INPUT MATERIAL start
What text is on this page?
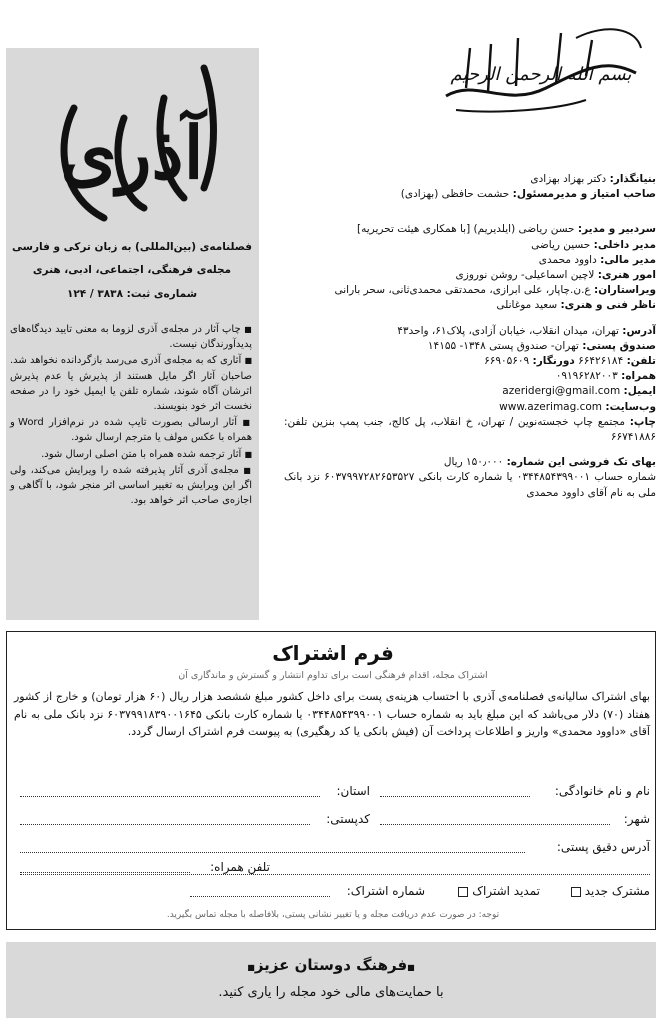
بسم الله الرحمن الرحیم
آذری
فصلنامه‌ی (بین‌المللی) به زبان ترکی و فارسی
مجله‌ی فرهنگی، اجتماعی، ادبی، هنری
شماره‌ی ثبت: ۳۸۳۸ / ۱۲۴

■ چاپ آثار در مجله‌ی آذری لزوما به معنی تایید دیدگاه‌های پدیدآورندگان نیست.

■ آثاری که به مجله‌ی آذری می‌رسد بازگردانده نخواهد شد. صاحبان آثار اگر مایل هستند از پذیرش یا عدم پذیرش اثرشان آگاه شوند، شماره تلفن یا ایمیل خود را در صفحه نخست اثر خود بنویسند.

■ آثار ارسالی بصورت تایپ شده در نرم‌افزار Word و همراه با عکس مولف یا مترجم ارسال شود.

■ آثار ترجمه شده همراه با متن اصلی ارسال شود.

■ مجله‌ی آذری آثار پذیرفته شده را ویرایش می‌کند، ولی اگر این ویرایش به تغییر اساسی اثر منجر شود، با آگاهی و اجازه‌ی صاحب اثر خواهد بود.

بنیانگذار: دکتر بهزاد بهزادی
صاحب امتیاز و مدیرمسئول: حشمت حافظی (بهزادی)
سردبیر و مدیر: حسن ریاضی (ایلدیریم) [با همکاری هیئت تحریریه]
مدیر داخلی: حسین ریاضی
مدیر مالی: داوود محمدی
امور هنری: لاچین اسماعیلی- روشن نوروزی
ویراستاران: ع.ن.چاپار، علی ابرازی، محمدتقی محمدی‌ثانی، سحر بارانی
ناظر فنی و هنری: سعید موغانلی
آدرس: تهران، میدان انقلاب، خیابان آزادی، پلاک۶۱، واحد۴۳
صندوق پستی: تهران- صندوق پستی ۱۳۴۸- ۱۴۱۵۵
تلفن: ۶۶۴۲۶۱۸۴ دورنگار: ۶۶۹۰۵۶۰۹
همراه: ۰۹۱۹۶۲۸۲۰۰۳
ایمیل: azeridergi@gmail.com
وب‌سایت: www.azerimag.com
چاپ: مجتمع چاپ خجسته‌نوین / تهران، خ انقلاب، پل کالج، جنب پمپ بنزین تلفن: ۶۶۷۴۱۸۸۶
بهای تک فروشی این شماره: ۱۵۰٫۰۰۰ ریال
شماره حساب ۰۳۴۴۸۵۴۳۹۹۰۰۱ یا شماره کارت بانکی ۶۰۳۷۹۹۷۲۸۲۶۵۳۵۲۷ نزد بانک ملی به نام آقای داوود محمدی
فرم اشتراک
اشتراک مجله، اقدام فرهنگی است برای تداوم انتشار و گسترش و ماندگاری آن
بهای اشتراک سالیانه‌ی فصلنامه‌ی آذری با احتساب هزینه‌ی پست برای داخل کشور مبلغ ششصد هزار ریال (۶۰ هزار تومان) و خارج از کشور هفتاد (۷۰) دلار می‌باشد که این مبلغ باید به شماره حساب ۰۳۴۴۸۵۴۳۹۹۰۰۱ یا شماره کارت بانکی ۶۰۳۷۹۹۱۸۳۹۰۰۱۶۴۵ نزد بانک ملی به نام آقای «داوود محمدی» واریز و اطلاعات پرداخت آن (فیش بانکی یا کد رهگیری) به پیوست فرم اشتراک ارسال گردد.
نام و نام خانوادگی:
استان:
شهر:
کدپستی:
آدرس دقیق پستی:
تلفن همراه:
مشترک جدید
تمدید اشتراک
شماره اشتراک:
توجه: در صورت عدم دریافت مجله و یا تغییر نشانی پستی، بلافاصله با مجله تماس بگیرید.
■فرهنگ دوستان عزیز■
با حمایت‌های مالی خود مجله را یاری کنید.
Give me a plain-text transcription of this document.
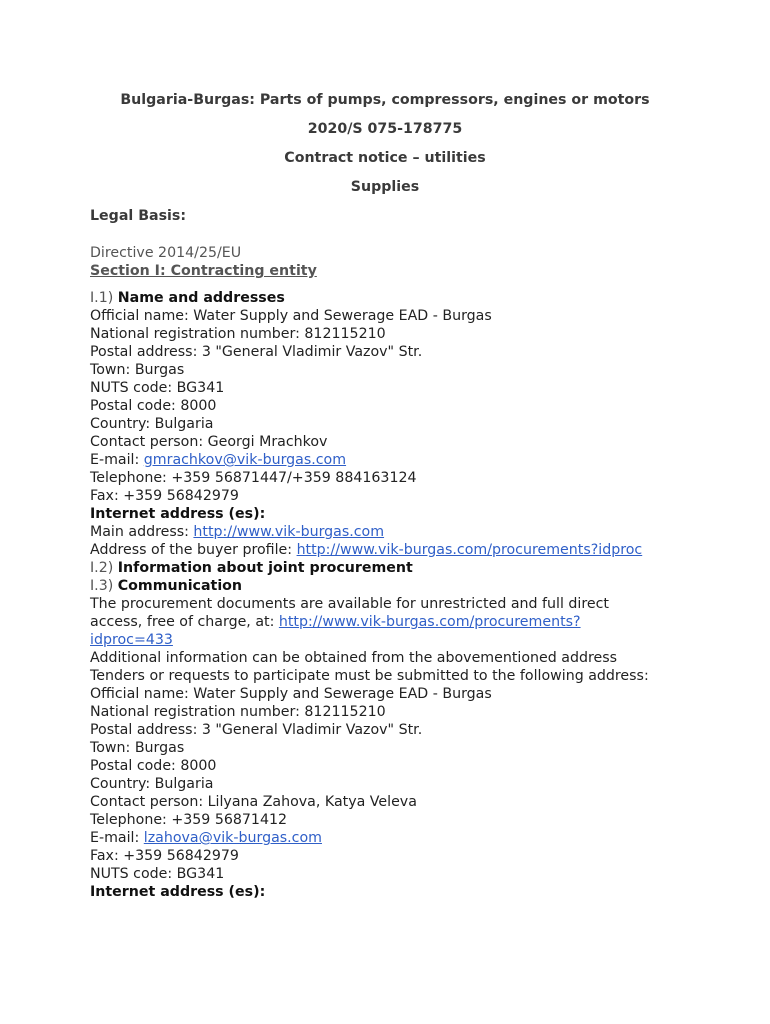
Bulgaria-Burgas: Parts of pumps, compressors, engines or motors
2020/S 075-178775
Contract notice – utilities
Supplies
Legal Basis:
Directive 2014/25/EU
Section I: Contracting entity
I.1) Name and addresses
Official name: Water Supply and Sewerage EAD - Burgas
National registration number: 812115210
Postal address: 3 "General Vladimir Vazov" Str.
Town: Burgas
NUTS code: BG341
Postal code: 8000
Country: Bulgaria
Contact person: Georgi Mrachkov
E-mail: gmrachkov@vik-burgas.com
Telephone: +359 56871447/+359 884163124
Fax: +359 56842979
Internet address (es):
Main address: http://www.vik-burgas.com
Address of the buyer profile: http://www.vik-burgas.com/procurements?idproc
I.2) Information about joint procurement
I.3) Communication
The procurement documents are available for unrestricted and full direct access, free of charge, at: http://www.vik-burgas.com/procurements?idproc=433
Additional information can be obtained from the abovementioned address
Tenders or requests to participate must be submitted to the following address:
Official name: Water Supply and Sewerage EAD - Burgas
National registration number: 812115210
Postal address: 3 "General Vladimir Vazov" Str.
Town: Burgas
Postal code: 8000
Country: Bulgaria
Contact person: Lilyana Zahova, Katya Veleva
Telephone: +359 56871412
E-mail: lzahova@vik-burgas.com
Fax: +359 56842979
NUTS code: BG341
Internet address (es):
INPUT MATERIAL end
- [WRITTEN REQUEST] Tally the lines holding the string "تهران" and give only the count.

- [THE ANSWER] 3